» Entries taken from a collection

▽

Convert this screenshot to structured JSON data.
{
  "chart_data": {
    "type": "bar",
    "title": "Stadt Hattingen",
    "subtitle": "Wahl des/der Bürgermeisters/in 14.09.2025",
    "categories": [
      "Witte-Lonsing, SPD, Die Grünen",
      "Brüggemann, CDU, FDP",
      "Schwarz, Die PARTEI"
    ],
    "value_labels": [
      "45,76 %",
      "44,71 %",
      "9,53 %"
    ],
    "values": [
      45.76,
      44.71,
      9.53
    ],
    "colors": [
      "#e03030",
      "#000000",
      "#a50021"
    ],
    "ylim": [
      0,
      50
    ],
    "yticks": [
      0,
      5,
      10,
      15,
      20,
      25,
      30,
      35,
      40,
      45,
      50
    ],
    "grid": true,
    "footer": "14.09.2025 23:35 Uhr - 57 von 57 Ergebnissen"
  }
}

△

» Requirements
Every record above needs to be repeated word for word.

» Response below
Convert this screenshot to structured JSON data.
{
  "chart_data": {
    "type": "bar",
    "title": "Stadt Hattingen",
    "subtitle": "Wahl des/der Bürgermeisters/in 14.09.2025",
    "categories": [
      "Witte-Lonsing, SPD, Die Grünen",
      "Brüggemann, CDU, FDP",
      "Schwarz, Die PARTEI"
    ],
    "value_labels": [
      "45,76 %",
      "44,71 %",
      "9,53 %"
    ],
    "values": [
      45.76,
      44.71,
      9.53
    ],
    "colors": [
      "#e03030",
      "#000000",
      "#a50021"
    ],
    "ylim": [
      0,
      50
    ],
    "yticks": [
      0,
      5,
      10,
      15,
      20,
      25,
      30,
      35,
      40,
      45,
      50
    ],
    "grid": true,
    "footer": "14.09.2025 23:35 Uhr - 57 von 57 Ergebnissen"
  }
}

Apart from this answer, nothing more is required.